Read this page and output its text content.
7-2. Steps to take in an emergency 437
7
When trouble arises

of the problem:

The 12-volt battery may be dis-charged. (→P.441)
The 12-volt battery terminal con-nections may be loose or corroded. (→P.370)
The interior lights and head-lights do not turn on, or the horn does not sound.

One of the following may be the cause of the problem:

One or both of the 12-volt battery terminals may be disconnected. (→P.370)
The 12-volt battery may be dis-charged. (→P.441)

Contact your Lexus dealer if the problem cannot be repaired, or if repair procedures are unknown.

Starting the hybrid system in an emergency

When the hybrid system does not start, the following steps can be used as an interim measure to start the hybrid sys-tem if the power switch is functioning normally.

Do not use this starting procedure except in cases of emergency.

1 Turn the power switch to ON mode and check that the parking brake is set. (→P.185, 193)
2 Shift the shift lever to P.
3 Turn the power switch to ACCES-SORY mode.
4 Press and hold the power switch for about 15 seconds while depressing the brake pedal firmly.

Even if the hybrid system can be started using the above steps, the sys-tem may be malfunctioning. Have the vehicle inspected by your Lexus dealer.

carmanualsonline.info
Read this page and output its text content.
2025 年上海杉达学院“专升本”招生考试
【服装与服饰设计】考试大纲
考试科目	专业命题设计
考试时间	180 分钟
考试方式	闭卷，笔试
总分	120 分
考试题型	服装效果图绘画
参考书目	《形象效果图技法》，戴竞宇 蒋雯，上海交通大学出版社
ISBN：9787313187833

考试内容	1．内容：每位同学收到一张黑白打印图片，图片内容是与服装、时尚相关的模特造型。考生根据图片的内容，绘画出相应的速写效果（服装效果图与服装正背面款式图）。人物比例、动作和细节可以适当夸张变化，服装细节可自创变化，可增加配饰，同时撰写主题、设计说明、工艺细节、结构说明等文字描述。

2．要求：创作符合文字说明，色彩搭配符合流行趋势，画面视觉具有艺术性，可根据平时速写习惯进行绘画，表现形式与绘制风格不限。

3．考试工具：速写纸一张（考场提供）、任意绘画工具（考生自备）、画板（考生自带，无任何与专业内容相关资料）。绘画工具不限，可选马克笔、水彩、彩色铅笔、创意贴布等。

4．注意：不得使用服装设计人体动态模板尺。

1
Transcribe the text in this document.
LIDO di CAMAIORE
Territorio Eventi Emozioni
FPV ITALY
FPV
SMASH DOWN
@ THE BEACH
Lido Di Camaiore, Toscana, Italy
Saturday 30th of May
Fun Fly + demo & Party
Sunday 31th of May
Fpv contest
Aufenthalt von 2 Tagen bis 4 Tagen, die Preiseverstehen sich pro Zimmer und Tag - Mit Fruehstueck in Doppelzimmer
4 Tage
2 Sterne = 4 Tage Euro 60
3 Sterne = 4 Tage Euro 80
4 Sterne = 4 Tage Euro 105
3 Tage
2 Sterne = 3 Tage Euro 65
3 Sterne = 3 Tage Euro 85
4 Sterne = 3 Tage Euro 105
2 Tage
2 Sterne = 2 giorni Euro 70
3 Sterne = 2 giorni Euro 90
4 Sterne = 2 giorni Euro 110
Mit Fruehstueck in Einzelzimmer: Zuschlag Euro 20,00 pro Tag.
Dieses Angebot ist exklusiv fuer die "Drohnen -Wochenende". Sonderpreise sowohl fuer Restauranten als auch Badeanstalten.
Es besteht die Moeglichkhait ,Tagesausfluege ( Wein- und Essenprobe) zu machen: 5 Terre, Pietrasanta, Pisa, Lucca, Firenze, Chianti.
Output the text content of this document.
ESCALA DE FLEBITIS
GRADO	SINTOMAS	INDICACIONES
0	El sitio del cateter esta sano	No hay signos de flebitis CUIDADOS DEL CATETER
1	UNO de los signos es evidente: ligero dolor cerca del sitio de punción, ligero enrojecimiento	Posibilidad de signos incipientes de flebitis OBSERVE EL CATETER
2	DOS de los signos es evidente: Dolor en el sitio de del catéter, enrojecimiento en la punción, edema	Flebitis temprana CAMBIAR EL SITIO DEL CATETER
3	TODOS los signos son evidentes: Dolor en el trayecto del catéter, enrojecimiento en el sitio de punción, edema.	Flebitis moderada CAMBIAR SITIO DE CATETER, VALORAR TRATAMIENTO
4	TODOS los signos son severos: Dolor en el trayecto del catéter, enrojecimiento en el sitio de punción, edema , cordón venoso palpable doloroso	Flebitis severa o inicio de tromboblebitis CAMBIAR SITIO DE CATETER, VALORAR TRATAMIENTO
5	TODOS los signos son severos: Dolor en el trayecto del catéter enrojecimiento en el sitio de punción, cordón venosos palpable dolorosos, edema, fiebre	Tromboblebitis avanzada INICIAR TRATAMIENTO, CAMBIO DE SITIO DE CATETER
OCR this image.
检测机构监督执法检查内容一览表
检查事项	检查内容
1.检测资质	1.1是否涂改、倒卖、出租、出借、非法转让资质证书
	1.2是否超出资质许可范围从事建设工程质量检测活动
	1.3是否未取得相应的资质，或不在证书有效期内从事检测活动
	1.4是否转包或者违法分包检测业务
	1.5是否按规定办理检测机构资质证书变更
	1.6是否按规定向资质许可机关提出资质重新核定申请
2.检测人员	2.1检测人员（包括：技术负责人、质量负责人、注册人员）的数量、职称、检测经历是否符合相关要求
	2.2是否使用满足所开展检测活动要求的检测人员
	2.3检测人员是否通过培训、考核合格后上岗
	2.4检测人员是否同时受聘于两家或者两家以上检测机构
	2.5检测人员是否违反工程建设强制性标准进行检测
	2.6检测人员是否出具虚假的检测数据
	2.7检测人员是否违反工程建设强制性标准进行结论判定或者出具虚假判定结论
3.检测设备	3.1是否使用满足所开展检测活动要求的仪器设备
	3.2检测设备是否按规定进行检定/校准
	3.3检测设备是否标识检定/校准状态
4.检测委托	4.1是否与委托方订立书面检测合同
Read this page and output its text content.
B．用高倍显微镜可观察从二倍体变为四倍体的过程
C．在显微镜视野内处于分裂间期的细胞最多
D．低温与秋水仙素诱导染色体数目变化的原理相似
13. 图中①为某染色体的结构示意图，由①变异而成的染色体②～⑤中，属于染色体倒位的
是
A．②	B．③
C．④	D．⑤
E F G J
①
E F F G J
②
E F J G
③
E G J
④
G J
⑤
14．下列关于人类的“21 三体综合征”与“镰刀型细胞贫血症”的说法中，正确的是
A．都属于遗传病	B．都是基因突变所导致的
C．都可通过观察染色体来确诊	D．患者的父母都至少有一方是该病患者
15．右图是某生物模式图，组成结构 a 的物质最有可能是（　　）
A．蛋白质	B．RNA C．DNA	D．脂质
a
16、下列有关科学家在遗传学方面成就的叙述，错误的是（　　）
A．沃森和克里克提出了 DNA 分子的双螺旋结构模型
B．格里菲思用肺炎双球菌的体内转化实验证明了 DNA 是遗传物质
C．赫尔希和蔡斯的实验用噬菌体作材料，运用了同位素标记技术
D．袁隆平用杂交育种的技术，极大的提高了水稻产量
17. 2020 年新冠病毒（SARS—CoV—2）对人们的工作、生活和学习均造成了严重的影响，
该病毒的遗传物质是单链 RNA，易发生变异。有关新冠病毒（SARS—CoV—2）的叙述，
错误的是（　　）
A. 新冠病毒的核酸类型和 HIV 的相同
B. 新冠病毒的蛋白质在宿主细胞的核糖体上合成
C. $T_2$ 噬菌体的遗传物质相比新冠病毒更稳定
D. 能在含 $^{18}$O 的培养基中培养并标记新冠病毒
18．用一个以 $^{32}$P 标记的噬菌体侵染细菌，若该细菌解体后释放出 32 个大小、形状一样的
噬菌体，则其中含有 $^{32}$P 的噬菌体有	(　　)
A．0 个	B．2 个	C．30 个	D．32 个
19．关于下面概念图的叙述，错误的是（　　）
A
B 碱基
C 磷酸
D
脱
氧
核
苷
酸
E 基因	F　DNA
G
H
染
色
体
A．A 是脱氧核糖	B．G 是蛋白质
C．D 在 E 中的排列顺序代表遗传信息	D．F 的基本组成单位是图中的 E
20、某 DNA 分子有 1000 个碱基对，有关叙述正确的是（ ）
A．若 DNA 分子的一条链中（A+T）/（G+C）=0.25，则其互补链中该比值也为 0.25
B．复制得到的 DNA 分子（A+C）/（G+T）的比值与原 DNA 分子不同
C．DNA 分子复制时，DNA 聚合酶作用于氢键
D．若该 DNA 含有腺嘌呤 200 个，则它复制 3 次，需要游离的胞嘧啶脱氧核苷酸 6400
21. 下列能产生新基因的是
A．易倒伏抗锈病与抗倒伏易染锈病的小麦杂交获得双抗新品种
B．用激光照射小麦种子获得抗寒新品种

> What you need to do
Spot every line that holds "VALORAR" and copy it.

> Response to this task
3	TODOS los signos son evidentes: Dolor en el trayecto del catéter, enrojecimiento en el sitio de punción, edema.	Flebitis moderada CAMBIAR SITIO DE CATETER, VALORAR TRATAMIENTO
4	TODOS los signos son severos: Dolor en el trayecto del catéter, enrojecimiento en el sitio de punción, edema , cordón venoso palpable doloroso	Flebitis severa o inicio de tromboblebitis CAMBIAR SITIO DE CATETER, VALORAR TRATAMIENTO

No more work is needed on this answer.